Filter the entries, keeping every line with the word "Warning".

(Excerpt from a dataset)
────
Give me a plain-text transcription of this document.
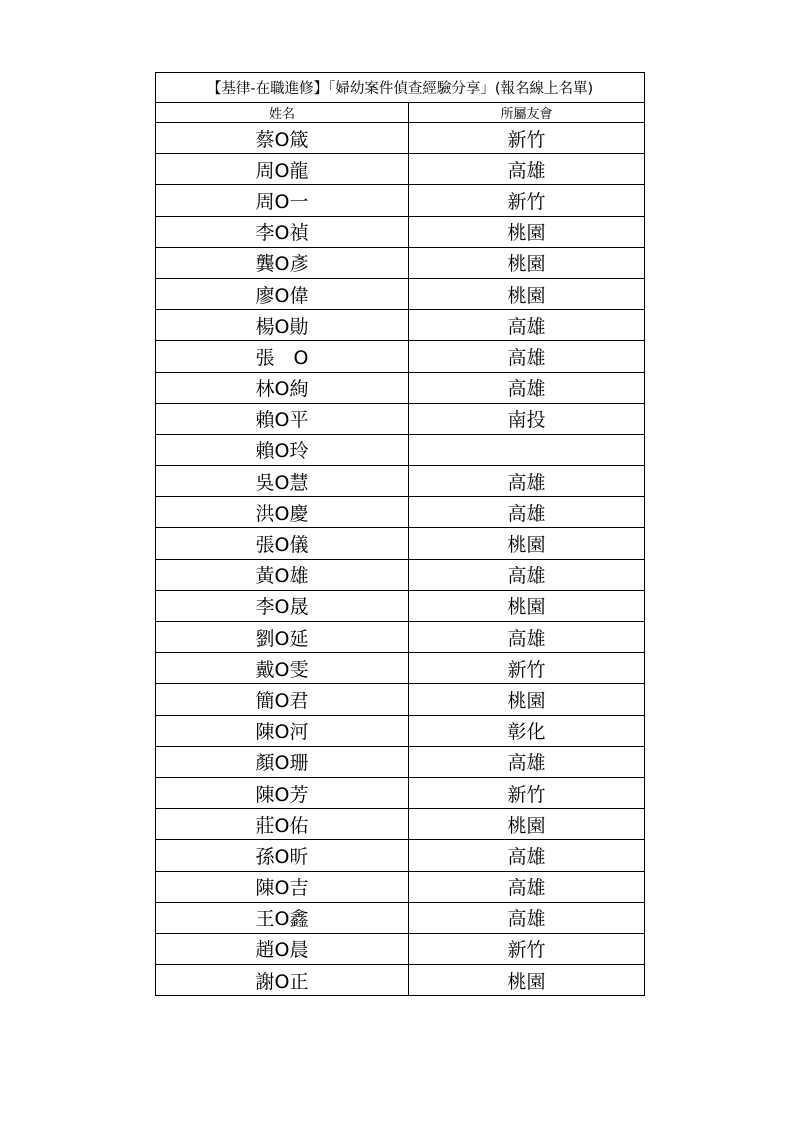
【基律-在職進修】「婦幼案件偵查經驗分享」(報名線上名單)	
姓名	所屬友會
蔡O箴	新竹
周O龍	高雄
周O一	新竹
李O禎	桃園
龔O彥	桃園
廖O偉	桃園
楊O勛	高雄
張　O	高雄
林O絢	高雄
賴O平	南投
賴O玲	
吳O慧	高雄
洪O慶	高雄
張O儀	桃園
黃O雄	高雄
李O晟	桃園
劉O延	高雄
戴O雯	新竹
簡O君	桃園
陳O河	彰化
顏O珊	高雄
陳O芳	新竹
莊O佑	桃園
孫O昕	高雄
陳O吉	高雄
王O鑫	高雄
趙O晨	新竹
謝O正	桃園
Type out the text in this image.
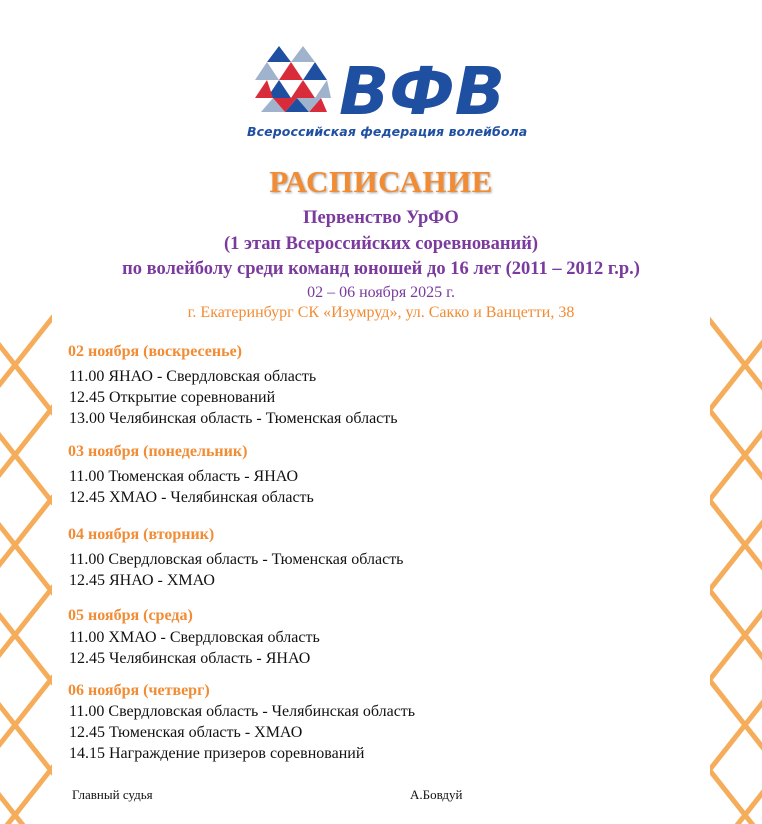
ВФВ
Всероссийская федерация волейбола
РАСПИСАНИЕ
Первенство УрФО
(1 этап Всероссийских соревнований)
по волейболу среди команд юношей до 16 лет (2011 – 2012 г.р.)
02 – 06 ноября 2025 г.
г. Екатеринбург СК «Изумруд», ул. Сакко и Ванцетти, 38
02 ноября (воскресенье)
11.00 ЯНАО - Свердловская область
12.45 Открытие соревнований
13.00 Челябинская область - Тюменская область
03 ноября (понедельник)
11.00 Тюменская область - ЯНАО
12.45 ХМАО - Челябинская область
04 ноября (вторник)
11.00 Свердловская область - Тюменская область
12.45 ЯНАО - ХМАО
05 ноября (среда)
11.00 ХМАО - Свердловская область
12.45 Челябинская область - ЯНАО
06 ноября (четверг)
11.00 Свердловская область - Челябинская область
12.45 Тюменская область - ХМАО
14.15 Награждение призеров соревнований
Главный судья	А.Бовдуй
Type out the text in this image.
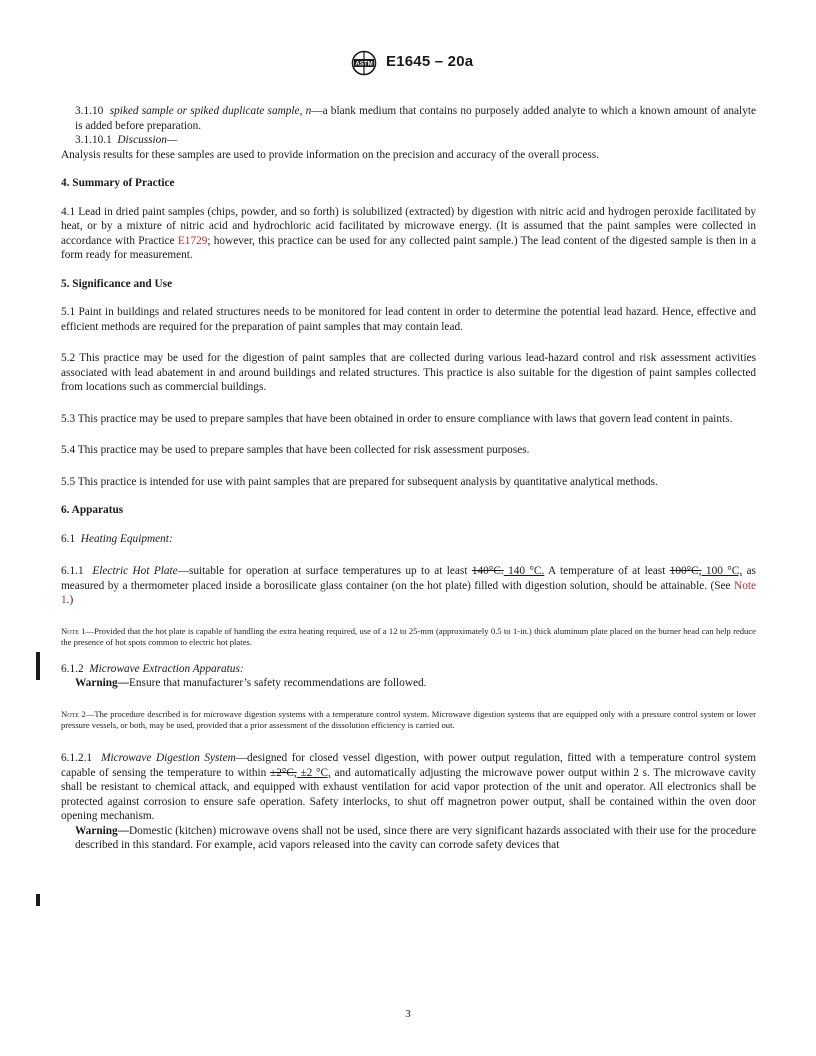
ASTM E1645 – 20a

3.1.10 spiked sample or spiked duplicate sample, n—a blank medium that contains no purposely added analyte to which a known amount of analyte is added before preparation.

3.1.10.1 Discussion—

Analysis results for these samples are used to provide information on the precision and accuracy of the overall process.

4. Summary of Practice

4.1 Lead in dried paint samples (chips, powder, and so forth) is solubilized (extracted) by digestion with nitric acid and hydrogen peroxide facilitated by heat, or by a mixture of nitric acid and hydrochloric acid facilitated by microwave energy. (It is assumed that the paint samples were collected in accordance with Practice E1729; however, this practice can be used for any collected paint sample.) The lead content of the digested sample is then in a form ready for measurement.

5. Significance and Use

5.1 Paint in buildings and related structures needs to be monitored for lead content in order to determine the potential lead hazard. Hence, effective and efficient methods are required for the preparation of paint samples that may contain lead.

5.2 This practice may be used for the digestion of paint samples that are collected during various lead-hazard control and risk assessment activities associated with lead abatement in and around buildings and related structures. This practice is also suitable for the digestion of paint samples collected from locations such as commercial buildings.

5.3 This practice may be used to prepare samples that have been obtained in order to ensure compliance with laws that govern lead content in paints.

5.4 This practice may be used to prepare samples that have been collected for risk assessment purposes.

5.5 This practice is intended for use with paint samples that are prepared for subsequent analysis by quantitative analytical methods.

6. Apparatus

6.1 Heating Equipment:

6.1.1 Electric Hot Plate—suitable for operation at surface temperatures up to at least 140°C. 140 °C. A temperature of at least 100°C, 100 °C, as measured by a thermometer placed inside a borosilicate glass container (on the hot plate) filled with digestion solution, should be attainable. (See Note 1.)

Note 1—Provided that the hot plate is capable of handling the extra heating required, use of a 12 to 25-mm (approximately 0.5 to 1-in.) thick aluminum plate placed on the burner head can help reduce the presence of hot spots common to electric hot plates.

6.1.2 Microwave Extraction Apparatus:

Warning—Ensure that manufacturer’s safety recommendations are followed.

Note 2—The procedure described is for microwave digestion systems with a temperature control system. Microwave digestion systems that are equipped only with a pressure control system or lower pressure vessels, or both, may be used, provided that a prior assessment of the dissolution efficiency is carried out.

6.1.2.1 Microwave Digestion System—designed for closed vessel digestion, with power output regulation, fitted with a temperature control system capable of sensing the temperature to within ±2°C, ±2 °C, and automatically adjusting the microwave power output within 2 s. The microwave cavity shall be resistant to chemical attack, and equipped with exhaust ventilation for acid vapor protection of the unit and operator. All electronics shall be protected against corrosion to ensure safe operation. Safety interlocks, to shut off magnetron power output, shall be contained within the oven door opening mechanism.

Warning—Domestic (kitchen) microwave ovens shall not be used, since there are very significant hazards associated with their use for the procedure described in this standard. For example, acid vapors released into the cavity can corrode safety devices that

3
────
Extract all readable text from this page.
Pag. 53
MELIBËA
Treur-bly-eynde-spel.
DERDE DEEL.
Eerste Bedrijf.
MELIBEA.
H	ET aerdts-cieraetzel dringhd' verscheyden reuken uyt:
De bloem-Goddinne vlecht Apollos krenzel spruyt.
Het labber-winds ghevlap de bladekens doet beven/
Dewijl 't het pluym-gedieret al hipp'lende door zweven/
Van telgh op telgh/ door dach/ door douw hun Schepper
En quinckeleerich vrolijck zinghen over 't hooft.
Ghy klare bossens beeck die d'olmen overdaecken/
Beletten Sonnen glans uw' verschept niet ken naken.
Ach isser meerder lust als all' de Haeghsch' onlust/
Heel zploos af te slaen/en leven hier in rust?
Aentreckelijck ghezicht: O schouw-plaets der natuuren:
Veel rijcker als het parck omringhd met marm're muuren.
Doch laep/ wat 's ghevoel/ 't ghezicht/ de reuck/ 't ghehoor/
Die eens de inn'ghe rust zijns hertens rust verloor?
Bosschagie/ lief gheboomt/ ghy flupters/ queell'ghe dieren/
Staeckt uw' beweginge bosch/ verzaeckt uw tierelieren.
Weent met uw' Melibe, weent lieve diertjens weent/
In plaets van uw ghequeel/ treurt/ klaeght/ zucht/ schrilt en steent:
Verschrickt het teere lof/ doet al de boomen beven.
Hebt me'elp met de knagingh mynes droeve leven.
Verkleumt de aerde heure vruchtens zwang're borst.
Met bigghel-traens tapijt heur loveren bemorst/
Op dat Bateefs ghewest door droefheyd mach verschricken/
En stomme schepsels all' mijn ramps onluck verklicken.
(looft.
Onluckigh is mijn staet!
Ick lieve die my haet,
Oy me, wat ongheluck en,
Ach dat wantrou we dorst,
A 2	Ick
────
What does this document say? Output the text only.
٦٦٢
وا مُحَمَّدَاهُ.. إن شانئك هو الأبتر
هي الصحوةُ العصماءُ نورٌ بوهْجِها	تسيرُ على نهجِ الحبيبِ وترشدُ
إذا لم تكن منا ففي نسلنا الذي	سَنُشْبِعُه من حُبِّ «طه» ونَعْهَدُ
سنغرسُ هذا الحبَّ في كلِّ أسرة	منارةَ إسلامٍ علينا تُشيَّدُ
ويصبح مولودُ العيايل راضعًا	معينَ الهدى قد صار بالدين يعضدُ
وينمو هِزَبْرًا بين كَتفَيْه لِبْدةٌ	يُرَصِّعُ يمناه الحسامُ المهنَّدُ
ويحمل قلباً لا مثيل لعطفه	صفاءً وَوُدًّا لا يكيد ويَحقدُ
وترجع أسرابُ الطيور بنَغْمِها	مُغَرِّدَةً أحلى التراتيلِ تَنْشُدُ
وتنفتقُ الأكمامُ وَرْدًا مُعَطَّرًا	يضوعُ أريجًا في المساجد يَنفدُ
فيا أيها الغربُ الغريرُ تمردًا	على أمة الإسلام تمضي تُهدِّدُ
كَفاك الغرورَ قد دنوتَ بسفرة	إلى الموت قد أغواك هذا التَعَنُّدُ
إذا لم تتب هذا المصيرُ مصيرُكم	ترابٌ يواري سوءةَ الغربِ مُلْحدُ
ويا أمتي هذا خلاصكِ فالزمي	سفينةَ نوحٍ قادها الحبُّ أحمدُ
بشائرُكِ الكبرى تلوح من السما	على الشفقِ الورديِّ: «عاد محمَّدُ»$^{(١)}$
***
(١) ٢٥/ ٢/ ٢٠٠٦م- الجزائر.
────
▶ Final result:
Warning—Ensure that manufacturer’s safety recommendations are followed.
Warning—Domestic (kitchen) microwave ovens shall not be used, since there are very significant hazards associated with their use for the procedure described in this standard. For example, acid vapors released into the cavity can corrode safety devices that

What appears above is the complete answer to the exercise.